(Records contained in a dataset)
+ + + + + + +

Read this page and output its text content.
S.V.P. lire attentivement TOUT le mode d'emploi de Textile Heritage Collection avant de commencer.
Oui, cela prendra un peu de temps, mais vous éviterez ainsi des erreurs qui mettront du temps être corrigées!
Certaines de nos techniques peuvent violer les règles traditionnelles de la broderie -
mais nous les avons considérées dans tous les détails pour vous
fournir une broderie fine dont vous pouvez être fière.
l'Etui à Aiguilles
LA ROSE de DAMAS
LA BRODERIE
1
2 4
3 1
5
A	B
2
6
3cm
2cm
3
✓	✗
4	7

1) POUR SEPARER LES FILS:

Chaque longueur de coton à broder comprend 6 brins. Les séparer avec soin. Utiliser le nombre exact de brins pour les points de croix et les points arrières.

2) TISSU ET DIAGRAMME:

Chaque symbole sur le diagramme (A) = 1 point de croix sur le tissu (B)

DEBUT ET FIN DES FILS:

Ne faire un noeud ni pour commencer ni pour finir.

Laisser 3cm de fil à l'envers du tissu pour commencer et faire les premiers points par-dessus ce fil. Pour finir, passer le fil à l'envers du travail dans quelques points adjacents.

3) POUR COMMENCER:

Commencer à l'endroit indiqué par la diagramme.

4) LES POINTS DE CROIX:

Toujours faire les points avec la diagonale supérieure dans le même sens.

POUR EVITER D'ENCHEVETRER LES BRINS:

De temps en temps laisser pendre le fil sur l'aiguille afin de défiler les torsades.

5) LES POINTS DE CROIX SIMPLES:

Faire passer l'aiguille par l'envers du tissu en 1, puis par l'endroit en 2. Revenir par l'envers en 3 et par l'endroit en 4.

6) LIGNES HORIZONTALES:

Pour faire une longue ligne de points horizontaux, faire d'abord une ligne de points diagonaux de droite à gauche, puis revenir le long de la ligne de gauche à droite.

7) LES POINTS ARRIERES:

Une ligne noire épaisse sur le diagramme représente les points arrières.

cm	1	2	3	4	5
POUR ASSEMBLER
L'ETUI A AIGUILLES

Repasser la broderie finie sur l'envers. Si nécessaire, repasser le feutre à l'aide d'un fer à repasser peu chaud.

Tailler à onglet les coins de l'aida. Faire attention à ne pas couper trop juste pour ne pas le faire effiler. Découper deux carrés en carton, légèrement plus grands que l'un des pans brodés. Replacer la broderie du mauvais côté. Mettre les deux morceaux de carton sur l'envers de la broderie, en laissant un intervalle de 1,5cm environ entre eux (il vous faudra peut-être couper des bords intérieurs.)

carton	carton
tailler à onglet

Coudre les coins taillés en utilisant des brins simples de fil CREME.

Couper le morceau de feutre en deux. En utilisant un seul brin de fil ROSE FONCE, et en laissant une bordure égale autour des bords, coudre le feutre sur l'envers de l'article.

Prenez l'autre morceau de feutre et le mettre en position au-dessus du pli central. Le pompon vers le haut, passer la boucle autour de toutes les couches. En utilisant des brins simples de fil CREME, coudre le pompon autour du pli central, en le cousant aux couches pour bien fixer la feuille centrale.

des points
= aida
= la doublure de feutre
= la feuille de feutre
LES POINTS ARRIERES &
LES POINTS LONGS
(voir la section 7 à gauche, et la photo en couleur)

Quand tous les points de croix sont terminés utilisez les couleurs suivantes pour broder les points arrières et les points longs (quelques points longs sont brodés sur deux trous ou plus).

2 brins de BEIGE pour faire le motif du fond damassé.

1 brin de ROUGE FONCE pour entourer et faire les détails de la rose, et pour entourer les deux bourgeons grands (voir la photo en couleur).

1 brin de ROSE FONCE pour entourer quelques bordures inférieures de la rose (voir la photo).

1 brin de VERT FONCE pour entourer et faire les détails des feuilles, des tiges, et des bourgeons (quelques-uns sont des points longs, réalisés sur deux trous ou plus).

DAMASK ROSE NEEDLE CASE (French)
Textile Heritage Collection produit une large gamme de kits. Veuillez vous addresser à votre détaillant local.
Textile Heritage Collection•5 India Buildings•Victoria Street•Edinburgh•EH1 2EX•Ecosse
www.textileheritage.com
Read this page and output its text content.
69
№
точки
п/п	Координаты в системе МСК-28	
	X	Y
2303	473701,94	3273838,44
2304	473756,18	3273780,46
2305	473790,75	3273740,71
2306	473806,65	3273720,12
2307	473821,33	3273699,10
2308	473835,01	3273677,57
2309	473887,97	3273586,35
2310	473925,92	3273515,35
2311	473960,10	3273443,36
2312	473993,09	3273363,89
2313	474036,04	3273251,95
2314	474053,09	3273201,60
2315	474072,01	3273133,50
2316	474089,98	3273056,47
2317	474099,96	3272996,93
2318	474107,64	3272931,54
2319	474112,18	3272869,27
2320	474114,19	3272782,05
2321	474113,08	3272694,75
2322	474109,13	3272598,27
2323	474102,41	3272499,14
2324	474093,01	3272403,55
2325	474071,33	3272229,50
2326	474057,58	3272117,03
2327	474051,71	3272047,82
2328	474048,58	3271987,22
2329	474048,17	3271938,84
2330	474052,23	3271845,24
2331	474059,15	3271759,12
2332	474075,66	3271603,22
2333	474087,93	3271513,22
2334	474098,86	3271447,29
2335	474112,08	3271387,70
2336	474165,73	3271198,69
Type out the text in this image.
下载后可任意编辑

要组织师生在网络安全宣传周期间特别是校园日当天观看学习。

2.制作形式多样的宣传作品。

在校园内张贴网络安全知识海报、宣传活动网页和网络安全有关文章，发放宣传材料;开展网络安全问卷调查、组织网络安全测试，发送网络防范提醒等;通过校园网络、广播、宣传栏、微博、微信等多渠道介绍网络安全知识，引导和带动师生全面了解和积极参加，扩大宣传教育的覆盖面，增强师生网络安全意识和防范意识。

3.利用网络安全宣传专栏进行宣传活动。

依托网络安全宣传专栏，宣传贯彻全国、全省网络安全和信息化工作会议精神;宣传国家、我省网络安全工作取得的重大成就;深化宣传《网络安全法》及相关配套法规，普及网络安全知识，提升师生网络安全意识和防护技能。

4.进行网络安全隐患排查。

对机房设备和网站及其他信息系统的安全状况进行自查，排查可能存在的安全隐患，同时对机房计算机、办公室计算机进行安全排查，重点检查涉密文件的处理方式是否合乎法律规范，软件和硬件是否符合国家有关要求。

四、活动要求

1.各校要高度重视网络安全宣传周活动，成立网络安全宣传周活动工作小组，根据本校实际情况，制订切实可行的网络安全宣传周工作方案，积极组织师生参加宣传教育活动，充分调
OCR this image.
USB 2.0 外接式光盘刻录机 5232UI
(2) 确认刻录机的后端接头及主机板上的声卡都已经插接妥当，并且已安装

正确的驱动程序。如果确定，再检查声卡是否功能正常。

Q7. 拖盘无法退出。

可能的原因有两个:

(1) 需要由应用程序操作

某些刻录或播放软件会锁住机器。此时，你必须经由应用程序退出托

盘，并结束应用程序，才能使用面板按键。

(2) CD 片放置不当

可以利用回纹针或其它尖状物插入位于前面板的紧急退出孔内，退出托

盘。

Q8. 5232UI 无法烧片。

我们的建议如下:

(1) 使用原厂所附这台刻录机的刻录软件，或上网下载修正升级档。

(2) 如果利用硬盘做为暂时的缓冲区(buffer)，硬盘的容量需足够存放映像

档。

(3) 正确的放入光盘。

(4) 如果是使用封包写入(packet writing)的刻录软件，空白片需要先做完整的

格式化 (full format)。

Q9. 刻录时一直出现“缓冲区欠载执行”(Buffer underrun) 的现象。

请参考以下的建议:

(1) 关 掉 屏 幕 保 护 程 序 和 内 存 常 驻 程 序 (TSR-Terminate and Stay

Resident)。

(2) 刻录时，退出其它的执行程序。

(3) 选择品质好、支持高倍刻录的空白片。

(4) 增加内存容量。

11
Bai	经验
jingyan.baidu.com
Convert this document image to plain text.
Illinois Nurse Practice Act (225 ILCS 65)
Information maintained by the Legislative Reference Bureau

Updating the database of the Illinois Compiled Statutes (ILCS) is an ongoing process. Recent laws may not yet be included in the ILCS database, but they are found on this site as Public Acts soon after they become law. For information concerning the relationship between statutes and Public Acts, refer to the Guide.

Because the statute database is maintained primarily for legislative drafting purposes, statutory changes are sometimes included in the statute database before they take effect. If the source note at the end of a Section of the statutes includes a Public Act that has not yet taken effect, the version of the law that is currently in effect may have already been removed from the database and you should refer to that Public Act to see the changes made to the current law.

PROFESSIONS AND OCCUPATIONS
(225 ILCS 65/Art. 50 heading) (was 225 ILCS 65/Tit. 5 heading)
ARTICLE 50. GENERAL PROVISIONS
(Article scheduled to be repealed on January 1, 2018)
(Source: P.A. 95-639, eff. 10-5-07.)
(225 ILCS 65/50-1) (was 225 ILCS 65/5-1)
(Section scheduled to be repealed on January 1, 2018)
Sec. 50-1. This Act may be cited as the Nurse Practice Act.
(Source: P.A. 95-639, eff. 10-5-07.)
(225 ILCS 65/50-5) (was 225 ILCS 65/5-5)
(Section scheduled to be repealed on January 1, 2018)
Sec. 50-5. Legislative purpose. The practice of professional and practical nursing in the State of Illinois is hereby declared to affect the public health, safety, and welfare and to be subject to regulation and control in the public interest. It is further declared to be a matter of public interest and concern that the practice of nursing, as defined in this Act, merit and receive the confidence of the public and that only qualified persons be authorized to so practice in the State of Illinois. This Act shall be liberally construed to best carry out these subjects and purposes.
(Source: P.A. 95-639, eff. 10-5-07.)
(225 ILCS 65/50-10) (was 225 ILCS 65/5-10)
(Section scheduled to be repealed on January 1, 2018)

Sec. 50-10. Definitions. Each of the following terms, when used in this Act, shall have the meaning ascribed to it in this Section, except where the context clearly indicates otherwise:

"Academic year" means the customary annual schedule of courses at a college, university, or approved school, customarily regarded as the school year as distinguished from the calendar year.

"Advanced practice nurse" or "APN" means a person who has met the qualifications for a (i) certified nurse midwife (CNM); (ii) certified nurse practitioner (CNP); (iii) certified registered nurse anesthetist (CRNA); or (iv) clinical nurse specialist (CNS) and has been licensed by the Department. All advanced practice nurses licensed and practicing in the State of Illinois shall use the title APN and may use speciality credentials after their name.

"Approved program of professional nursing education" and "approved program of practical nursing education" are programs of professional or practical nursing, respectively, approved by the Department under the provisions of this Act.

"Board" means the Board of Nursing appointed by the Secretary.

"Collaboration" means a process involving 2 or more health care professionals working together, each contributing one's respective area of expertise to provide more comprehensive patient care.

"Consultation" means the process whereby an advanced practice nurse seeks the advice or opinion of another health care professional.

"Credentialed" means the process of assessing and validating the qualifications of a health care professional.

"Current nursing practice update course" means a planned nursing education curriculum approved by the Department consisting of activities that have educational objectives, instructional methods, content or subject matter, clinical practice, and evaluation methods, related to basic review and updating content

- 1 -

+ + + + + + +

**WHAT TO PRODUCE**
Pull every line containing the word "CREME" out of the material.

**EXPECTED ANSWER**
Coudre les coins taillés en utilisant des brins simples de fil CREME.
Prenez l'autre morceau de feutre et le mettre en position au-dessus du pli central. Le pompon vers le haut, passer la boucle autour de toutes les couches. En utilisant des brins simples de fil CREME, coudre le pompon autour du pli central, en le cousant aux couches pour bien fixer la feuille centrale.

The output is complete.